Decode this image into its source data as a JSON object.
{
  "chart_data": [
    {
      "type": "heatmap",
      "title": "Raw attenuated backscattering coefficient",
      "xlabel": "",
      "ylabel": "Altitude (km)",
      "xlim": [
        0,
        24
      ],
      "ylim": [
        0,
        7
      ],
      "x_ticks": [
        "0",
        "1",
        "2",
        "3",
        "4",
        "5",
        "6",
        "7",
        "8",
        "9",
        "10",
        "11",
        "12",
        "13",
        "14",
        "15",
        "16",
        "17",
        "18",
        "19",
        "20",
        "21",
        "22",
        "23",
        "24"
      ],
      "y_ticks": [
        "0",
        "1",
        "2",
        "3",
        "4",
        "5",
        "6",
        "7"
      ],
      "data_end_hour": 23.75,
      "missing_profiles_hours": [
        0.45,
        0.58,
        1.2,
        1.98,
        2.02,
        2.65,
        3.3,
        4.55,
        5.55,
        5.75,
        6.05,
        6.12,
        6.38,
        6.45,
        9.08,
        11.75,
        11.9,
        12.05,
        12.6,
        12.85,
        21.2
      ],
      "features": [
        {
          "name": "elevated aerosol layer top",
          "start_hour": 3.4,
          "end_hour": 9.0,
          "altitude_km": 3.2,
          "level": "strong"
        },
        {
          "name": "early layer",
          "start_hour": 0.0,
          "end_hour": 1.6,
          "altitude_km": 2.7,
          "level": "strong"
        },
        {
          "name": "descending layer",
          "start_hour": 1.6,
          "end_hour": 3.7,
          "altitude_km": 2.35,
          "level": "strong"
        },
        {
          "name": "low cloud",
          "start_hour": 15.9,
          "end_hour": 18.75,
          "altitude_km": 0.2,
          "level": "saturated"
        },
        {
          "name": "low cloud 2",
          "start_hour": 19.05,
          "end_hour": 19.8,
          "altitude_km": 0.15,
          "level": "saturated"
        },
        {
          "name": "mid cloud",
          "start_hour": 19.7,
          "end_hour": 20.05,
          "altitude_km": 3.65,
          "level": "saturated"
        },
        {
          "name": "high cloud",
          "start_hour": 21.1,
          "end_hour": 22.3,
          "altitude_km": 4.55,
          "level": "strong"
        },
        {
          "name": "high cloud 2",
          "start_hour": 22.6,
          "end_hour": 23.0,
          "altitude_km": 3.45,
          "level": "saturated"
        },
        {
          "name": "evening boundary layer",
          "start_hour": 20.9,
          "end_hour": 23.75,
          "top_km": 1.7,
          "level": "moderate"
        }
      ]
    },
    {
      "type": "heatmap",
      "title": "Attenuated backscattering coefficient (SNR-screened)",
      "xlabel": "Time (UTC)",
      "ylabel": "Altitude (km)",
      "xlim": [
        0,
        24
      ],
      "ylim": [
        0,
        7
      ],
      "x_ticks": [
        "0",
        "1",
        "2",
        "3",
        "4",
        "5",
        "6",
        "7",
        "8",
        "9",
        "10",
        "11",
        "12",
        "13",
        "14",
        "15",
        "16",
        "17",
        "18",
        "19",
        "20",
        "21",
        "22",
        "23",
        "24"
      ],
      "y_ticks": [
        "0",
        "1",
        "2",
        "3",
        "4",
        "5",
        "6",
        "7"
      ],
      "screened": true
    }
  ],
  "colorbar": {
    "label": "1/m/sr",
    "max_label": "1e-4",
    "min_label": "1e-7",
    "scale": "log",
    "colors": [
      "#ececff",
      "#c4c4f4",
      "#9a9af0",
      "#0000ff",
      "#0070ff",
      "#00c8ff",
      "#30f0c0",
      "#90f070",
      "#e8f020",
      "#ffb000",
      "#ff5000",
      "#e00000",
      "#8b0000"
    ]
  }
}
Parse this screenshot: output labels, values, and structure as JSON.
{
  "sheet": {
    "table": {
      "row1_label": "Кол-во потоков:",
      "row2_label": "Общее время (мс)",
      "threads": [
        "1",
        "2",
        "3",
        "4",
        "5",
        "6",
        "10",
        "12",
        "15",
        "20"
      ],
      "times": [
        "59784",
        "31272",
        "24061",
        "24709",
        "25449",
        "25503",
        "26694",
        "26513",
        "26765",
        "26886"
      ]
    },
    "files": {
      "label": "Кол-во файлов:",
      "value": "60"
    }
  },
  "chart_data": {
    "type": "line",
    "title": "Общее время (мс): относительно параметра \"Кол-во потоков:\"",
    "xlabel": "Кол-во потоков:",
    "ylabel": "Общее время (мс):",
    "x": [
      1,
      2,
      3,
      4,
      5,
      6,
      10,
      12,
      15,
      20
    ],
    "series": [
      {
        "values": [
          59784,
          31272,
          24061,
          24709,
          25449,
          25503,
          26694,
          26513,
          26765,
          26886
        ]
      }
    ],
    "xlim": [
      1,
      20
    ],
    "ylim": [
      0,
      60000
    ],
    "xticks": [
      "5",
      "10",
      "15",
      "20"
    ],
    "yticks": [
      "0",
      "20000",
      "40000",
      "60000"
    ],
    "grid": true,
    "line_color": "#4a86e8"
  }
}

▬▬▬▬▬▬

In the listing, find every line containing the word "this" and list it.

Solution to the problem:
Decode this image into its source data as a JSON object.
Parse this screenshot: output labels, values, and structure as JSON.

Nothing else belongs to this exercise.